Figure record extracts
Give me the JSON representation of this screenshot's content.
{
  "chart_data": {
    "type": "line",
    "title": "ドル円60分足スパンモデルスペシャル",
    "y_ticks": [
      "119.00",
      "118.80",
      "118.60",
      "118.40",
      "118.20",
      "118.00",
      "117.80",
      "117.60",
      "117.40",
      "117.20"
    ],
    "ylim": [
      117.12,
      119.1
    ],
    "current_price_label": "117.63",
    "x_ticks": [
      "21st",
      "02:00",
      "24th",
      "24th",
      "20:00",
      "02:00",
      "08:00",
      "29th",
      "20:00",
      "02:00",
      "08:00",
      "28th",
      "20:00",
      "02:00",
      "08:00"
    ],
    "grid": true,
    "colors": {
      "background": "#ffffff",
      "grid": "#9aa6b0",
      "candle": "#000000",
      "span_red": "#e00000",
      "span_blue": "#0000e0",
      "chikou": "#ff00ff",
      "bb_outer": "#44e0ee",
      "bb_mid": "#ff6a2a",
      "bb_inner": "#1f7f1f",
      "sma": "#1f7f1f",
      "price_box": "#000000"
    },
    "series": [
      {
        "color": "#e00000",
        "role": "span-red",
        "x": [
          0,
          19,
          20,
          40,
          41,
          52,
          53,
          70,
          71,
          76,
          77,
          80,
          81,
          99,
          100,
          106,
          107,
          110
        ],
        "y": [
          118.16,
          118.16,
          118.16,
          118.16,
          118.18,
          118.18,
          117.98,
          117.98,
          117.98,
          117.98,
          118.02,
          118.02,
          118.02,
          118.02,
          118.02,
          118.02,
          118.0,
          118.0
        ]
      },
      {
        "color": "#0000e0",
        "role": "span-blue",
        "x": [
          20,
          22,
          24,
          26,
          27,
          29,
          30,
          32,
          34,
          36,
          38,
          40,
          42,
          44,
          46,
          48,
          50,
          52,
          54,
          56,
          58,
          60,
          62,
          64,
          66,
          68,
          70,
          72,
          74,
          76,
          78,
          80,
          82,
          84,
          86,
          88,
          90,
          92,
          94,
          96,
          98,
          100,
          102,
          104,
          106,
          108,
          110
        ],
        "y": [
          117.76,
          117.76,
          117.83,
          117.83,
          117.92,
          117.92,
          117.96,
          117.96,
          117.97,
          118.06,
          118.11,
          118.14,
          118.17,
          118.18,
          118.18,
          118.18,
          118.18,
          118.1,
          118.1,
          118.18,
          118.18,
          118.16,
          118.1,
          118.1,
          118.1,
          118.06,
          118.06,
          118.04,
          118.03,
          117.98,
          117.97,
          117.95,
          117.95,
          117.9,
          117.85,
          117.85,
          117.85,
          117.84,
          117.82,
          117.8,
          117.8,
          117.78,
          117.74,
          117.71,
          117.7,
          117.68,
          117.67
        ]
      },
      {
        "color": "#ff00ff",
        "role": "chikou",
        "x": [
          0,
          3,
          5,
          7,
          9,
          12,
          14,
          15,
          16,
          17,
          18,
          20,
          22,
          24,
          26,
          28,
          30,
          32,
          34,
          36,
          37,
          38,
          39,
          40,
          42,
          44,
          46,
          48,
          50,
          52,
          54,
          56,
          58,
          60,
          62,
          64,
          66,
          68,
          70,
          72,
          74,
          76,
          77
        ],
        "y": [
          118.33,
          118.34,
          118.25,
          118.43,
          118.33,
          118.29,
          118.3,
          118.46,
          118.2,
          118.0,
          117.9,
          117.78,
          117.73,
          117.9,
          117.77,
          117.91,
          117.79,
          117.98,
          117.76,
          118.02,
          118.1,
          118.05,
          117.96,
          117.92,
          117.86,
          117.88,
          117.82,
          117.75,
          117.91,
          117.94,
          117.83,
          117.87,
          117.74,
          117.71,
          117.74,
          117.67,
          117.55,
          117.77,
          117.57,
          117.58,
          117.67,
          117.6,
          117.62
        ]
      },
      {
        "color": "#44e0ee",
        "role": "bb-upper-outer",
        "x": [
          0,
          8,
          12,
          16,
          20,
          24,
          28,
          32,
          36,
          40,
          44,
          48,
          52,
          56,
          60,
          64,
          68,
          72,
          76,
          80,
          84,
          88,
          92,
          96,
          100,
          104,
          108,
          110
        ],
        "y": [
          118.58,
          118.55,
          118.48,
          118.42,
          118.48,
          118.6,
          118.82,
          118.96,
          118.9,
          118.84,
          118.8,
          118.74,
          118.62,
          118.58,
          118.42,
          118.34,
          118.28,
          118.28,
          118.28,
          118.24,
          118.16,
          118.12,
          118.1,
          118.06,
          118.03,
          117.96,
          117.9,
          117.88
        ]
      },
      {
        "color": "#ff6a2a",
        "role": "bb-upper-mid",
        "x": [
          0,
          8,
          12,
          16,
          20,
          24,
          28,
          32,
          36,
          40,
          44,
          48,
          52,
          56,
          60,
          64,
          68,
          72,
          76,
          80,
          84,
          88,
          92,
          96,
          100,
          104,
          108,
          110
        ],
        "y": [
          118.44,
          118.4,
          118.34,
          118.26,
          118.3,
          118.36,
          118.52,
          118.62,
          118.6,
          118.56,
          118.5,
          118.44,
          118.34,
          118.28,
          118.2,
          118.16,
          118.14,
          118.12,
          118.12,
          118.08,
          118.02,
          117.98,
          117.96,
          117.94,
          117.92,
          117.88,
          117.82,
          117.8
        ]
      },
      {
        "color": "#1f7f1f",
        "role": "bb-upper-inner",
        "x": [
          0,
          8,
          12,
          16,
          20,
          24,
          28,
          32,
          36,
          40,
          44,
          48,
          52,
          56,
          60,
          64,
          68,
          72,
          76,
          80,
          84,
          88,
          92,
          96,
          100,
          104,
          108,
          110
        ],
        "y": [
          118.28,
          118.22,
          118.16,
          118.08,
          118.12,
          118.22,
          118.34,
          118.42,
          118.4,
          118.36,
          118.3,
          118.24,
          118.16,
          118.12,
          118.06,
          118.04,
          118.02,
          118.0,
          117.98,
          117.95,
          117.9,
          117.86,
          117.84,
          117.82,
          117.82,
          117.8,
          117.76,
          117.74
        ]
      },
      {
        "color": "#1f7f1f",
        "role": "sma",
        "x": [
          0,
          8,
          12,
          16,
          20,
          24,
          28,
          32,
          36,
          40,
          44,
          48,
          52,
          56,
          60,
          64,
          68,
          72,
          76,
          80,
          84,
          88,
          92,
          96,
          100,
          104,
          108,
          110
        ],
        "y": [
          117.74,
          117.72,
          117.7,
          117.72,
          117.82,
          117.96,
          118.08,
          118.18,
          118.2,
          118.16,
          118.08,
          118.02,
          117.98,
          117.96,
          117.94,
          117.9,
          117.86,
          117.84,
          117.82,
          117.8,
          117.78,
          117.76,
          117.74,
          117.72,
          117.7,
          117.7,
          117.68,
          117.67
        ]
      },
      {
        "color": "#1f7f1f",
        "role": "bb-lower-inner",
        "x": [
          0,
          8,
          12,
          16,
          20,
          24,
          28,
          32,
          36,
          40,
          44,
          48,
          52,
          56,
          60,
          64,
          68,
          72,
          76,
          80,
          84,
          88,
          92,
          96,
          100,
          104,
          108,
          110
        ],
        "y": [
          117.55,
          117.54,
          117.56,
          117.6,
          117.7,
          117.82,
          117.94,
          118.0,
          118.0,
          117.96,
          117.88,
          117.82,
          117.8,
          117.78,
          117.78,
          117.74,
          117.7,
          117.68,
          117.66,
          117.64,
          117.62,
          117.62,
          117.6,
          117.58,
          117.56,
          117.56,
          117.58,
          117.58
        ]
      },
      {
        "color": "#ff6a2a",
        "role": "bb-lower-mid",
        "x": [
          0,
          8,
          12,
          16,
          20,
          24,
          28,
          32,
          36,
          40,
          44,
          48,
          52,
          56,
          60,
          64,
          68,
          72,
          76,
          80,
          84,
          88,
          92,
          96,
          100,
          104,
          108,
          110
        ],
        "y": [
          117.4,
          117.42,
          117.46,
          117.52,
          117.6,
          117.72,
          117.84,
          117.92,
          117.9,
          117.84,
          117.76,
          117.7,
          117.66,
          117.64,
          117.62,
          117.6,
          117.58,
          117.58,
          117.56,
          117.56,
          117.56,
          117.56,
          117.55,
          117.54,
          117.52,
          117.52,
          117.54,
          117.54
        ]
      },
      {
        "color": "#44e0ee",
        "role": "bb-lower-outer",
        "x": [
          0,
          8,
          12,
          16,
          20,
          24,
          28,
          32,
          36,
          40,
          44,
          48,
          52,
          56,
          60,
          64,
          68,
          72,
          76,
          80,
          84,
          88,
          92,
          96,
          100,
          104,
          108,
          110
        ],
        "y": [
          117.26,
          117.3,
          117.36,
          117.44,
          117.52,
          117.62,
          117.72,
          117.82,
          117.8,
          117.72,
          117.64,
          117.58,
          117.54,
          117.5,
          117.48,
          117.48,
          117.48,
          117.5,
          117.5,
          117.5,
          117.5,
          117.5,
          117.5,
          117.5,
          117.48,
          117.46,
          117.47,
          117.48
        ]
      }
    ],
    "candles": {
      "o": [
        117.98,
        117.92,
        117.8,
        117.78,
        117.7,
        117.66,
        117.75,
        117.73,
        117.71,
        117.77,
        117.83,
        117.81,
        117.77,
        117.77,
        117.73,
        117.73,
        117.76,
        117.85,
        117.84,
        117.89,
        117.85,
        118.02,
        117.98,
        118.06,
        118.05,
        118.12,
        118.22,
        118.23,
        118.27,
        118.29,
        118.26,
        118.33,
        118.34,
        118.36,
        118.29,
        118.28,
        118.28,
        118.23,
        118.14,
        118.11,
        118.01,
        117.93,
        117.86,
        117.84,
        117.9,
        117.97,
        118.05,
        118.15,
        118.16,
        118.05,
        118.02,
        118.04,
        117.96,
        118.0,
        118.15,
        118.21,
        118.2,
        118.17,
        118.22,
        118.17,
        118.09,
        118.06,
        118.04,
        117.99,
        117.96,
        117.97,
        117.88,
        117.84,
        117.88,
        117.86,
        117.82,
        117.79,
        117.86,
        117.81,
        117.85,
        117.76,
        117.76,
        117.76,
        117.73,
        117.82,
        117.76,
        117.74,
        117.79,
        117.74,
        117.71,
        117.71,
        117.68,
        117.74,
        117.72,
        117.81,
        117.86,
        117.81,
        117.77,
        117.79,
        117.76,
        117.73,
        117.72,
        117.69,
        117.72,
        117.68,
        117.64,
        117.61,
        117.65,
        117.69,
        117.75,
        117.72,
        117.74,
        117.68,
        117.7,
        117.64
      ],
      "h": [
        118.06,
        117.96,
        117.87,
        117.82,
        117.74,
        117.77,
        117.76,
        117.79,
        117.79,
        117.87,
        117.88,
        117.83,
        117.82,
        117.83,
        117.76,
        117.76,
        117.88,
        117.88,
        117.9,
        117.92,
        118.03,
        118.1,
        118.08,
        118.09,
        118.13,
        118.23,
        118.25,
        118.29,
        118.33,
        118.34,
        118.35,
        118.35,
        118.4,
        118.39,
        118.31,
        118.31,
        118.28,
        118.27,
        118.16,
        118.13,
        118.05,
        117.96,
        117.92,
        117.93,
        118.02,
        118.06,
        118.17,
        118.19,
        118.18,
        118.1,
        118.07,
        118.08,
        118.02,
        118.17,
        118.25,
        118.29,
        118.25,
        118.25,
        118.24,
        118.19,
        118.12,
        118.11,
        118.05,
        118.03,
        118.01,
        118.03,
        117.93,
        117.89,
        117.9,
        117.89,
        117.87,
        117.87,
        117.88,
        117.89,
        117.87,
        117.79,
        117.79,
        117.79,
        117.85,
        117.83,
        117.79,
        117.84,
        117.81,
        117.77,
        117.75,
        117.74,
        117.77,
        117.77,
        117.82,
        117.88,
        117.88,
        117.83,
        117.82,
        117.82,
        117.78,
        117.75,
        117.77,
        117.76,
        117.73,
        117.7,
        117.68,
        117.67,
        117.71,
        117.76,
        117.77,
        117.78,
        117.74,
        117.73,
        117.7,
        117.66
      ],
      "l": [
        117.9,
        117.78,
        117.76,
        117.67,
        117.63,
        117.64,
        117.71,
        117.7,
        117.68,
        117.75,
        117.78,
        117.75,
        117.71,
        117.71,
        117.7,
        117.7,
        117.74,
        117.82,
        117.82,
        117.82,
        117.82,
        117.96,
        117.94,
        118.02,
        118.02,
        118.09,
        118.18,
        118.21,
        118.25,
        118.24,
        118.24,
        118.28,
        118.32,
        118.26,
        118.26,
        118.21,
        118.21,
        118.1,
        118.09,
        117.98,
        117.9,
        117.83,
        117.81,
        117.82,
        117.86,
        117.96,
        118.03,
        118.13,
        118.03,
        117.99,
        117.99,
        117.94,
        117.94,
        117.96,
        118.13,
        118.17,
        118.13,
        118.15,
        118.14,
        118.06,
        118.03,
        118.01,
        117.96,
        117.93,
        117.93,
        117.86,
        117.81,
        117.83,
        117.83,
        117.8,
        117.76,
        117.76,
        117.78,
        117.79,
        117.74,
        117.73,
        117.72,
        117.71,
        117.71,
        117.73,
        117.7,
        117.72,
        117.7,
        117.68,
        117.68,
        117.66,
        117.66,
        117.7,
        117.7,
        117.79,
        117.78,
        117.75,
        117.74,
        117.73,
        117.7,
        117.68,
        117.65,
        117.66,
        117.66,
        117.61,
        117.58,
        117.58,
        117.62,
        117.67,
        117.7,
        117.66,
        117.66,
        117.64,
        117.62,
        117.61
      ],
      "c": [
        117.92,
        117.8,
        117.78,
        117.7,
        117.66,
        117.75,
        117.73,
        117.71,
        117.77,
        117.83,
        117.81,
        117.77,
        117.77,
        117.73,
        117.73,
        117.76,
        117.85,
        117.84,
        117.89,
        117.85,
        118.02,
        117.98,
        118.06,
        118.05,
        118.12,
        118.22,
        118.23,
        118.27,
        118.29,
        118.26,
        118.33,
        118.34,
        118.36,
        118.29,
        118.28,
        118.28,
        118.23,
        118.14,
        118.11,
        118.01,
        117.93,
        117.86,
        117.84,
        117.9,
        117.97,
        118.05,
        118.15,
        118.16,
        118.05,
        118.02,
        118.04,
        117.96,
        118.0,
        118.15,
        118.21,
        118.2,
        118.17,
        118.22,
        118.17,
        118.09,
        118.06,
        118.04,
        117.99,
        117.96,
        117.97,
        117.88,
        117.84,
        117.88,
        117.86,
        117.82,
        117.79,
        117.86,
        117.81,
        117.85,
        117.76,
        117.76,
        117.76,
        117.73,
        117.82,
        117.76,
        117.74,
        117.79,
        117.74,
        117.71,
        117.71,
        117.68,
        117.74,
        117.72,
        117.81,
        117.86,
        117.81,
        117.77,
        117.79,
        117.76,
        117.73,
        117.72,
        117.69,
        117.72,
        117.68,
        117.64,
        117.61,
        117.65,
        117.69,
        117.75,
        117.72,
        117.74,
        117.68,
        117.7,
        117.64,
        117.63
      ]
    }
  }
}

• **Exercise requirements**
Scan the records above for the string "lower", then select every line that holds it.

• **Solved problem**
        "role": "bb-lower-inner",
        "role": "bb-lower-mid",
        "role": "bb-lower-outer",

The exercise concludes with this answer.